> _Set exercise_:
Work out how many lines in the listing below include the word "električnih". Give nothing but the number.

> _Data lines_:
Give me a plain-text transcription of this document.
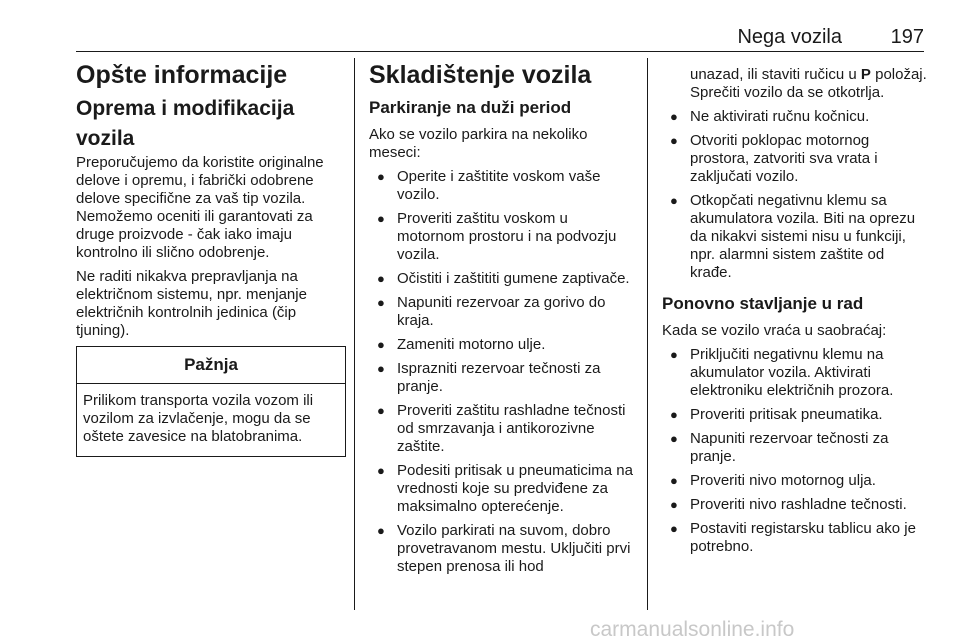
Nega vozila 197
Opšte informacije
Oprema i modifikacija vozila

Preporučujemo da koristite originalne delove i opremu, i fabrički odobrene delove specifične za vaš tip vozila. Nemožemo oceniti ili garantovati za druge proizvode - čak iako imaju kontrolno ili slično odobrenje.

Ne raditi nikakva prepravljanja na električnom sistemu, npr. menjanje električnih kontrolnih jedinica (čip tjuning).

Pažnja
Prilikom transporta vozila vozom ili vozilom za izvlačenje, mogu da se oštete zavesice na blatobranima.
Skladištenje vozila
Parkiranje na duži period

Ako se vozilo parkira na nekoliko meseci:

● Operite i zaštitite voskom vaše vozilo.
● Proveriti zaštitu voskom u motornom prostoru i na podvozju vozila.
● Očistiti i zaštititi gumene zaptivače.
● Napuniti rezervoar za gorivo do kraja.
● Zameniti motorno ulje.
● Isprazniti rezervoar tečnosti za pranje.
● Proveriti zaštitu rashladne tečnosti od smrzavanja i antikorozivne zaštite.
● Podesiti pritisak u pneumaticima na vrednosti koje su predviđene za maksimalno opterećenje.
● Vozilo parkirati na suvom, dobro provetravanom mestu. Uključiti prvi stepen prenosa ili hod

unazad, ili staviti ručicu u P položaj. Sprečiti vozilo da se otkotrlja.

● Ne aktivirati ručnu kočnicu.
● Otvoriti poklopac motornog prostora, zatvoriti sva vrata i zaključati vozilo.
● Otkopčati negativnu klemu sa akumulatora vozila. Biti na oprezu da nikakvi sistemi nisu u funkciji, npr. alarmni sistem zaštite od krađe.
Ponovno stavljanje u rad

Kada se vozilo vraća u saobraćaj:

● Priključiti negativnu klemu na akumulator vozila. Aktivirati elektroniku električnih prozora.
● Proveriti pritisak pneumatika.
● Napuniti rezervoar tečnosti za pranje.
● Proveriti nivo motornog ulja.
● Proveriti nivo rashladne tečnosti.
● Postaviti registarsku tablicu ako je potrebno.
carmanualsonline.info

--

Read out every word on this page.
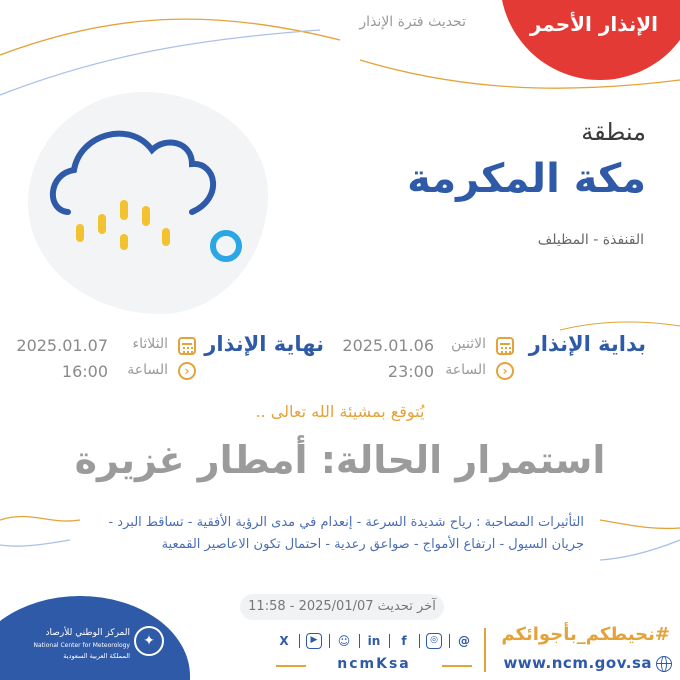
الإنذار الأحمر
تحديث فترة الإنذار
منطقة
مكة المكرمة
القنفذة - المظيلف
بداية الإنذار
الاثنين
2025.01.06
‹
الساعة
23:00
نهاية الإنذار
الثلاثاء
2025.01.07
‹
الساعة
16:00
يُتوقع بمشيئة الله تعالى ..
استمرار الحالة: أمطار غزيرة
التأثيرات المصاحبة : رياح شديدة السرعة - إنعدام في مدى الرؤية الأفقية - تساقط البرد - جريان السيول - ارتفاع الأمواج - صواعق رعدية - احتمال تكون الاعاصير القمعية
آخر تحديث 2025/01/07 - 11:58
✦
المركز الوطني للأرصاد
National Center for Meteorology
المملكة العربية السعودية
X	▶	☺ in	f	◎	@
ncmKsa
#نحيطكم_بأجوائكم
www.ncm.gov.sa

--

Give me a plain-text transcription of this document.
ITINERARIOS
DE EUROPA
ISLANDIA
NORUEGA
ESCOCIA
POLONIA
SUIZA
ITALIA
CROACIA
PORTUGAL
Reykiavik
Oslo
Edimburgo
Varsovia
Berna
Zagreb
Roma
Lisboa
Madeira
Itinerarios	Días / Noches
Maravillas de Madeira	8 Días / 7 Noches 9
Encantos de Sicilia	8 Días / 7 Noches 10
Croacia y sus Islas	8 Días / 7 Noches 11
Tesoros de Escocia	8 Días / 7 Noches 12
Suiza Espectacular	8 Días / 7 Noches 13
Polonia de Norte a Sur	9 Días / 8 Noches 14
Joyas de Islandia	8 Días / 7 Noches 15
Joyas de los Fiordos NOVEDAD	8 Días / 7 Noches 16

> _Task solution_:
2